What is expected.
Check the listing below for lines with the word "name" and say how many there are, with nothing but the number.

Records from a collection of figures:
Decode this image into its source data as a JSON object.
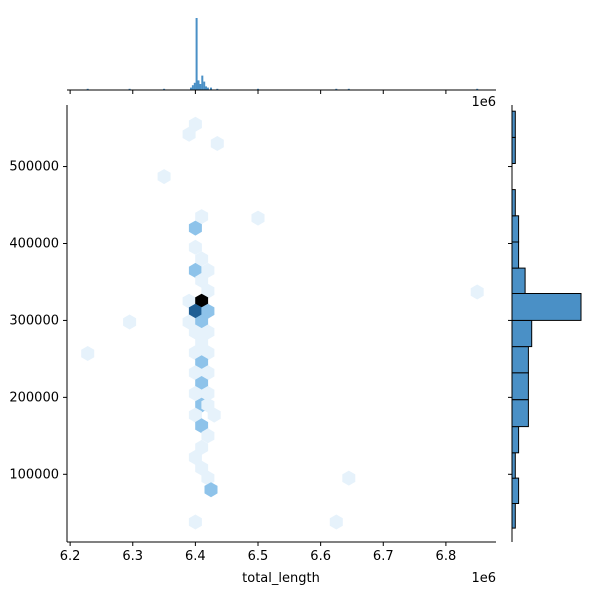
{
  "chart_data": {
    "type": "hexbin-jointplot",
    "xlabel": "total_length",
    "ylabel": "",
    "x_offset_label": "1e6",
    "y_offset_label": "1e6",
    "xlim": [
      6.195,
      6.88
    ],
    "ylim": [
      12000,
      580000
    ],
    "x_ticks": [
      6.2,
      6.3,
      6.4,
      6.5,
      6.6,
      6.7,
      6.8
    ],
    "x_tick_labels": [
      "6.2",
      "6.3",
      "6.4",
      "6.5",
      "6.6",
      "6.7",
      "6.8"
    ],
    "y_ticks": [
      100000,
      200000,
      300000,
      400000,
      500000
    ],
    "y_tick_labels": [
      "100000",
      "200000",
      "300000",
      "400000",
      "500000"
    ],
    "colors": {
      "hex_light": "#e6f2fb",
      "hex_mid": "#8ec3ea",
      "hex_dark": "#1f5f95",
      "hex_max": "#000000",
      "hist": "#4a90c6"
    },
    "hexbins": [
      {
        "x": 6.4,
        "y": 555000,
        "count": 1
      },
      {
        "x": 6.39,
        "y": 542000,
        "count": 1
      },
      {
        "x": 6.435,
        "y": 530000,
        "count": 1
      },
      {
        "x": 6.35,
        "y": 487000,
        "count": 1
      },
      {
        "x": 6.41,
        "y": 435000,
        "count": 1
      },
      {
        "x": 6.5,
        "y": 433000,
        "count": 1
      },
      {
        "x": 6.4,
        "y": 420000,
        "count": 3
      },
      {
        "x": 6.4,
        "y": 395000,
        "count": 1
      },
      {
        "x": 6.41,
        "y": 380000,
        "count": 1
      },
      {
        "x": 6.4,
        "y": 365000,
        "count": 3
      },
      {
        "x": 6.42,
        "y": 365000,
        "count": 1
      },
      {
        "x": 6.41,
        "y": 352000,
        "count": 1
      },
      {
        "x": 6.42,
        "y": 338000,
        "count": 1
      },
      {
        "x": 6.39,
        "y": 325000,
        "count": 1
      },
      {
        "x": 6.41,
        "y": 325000,
        "count": 10
      },
      {
        "x": 6.4,
        "y": 312000,
        "count": 7
      },
      {
        "x": 6.42,
        "y": 312000,
        "count": 2
      },
      {
        "x": 6.39,
        "y": 298000,
        "count": 1
      },
      {
        "x": 6.41,
        "y": 298000,
        "count": 3
      },
      {
        "x": 6.4,
        "y": 285000,
        "count": 1
      },
      {
        "x": 6.42,
        "y": 285000,
        "count": 1
      },
      {
        "x": 6.41,
        "y": 272000,
        "count": 1
      },
      {
        "x": 6.4,
        "y": 258000,
        "count": 1
      },
      {
        "x": 6.42,
        "y": 258000,
        "count": 1
      },
      {
        "x": 6.41,
        "y": 245000,
        "count": 3
      },
      {
        "x": 6.4,
        "y": 232000,
        "count": 1
      },
      {
        "x": 6.42,
        "y": 232000,
        "count": 1
      },
      {
        "x": 6.41,
        "y": 218000,
        "count": 3
      },
      {
        "x": 6.4,
        "y": 205000,
        "count": 1
      },
      {
        "x": 6.42,
        "y": 205000,
        "count": 1
      },
      {
        "x": 6.41,
        "y": 190000,
        "count": 3
      },
      {
        "x": 6.42,
        "y": 190000,
        "count": 1
      },
      {
        "x": 6.4,
        "y": 177000,
        "count": 1
      },
      {
        "x": 6.43,
        "y": 177000,
        "count": 1
      },
      {
        "x": 6.41,
        "y": 163000,
        "count": 2
      },
      {
        "x": 6.42,
        "y": 150000,
        "count": 1
      },
      {
        "x": 6.41,
        "y": 135000,
        "count": 1
      },
      {
        "x": 6.4,
        "y": 122000,
        "count": 1
      },
      {
        "x": 6.41,
        "y": 108000,
        "count": 1
      },
      {
        "x": 6.42,
        "y": 95000,
        "count": 1
      },
      {
        "x": 6.425,
        "y": 80000,
        "count": 2
      },
      {
        "x": 6.4,
        "y": 38000,
        "count": 1
      },
      {
        "x": 6.625,
        "y": 38000,
        "count": 1
      },
      {
        "x": 6.645,
        "y": 95000,
        "count": 1
      },
      {
        "x": 6.85,
        "y": 337000,
        "count": 1
      },
      {
        "x": 6.295,
        "y": 298000,
        "count": 1
      },
      {
        "x": 6.228,
        "y": 257000,
        "count": 1
      }
    ],
    "marginal_x_bars": [
      {
        "x": 6.228,
        "count": 1
      },
      {
        "x": 6.295,
        "count": 1
      },
      {
        "x": 6.35,
        "count": 1
      },
      {
        "x": 6.393,
        "count": 2
      },
      {
        "x": 6.396,
        "count": 4
      },
      {
        "x": 6.399,
        "count": 6
      },
      {
        "x": 6.402,
        "count": 60
      },
      {
        "x": 6.405,
        "count": 8
      },
      {
        "x": 6.408,
        "count": 5
      },
      {
        "x": 6.411,
        "count": 12
      },
      {
        "x": 6.414,
        "count": 7
      },
      {
        "x": 6.417,
        "count": 3
      },
      {
        "x": 6.42,
        "count": 2
      },
      {
        "x": 6.425,
        "count": 2
      },
      {
        "x": 6.435,
        "count": 1
      },
      {
        "x": 6.5,
        "count": 1
      },
      {
        "x": 6.625,
        "count": 1
      },
      {
        "x": 6.645,
        "count": 1
      },
      {
        "x": 6.85,
        "count": 1
      }
    ],
    "marginal_y_bins": [
      {
        "y0": 30000,
        "y1": 62000,
        "count": 1
      },
      {
        "y0": 62000,
        "y1": 95000,
        "count": 2
      },
      {
        "y0": 95000,
        "y1": 128000,
        "count": 1
      },
      {
        "y0": 128000,
        "y1": 162000,
        "count": 2
      },
      {
        "y0": 162000,
        "y1": 197000,
        "count": 5
      },
      {
        "y0": 197000,
        "y1": 232000,
        "count": 5
      },
      {
        "y0": 232000,
        "y1": 266000,
        "count": 5
      },
      {
        "y0": 266000,
        "y1": 300000,
        "count": 6
      },
      {
        "y0": 300000,
        "y1": 335000,
        "count": 21
      },
      {
        "y0": 335000,
        "y1": 368000,
        "count": 4
      },
      {
        "y0": 368000,
        "y1": 402000,
        "count": 2
      },
      {
        "y0": 402000,
        "y1": 436000,
        "count": 2
      },
      {
        "y0": 436000,
        "y1": 470000,
        "count": 1
      },
      {
        "y0": 470000,
        "y1": 504000,
        "count": 0
      },
      {
        "y0": 504000,
        "y1": 538000,
        "count": 1
      },
      {
        "y0": 538000,
        "y1": 572000,
        "count": 1
      }
    ]
  }
}
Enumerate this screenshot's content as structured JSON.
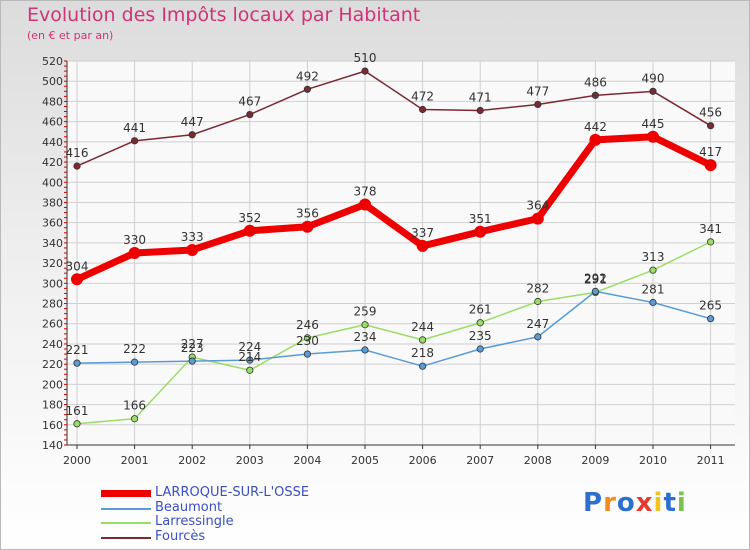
{
  "chart_data": {
    "type": "line",
    "title": "Evolution des Impôts locaux par Habitant",
    "subtitle": "(en € et par an)",
    "xlabel": "",
    "ylabel": "",
    "categories": [
      "2000",
      "2001",
      "2002",
      "2003",
      "2004",
      "2005",
      "2006",
      "2007",
      "2008",
      "2009",
      "2010",
      "2011"
    ],
    "ylim": [
      140,
      520
    ],
    "yticks": [
      140,
      160,
      180,
      200,
      220,
      240,
      260,
      280,
      300,
      320,
      340,
      360,
      380,
      400,
      420,
      440,
      460,
      480,
      500,
      520
    ],
    "grid": true,
    "series": [
      {
        "name": "LARROQUE-SUR-L'OSSE",
        "color": "#ee0000",
        "values": [
          304,
          330,
          333,
          352,
          356,
          378,
          337,
          351,
          364,
          442,
          445,
          417
        ]
      },
      {
        "name": "Beaumont",
        "color": "#5b9bd5",
        "values": [
          221,
          222,
          223,
          224,
          230,
          234,
          218,
          235,
          247,
          292,
          281,
          265
        ]
      },
      {
        "name": "Larressingle",
        "color": "#99dd66",
        "values": [
          161,
          166,
          227,
          214,
          246,
          259,
          244,
          261,
          282,
          291,
          313,
          341
        ]
      },
      {
        "name": "Fourcès",
        "color": "#7a2a33",
        "values": [
          416,
          441,
          447,
          467,
          492,
          510,
          472,
          471,
          477,
          486,
          490,
          456
        ]
      }
    ]
  },
  "legend": {
    "items": [
      {
        "label": "LARROQUE-SUR-L'OSSE",
        "color": "#ee0000"
      },
      {
        "label": "Beaumont",
        "color": "#5b9bd5"
      },
      {
        "label": "Larressingle",
        "color": "#99dd66"
      },
      {
        "label": "Fourcès",
        "color": "#7a2a33"
      }
    ]
  },
  "logo": {
    "letters": [
      "P",
      "r",
      "o",
      "x",
      "i",
      "t",
      "i"
    ],
    "colors": [
      "#2d6fd1",
      "#f28c1e",
      "#2d6fd1",
      "#e33b2d",
      "#f2c21e",
      "#2d6fd1",
      "#7cc24a"
    ]
  }
}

Task solution.
4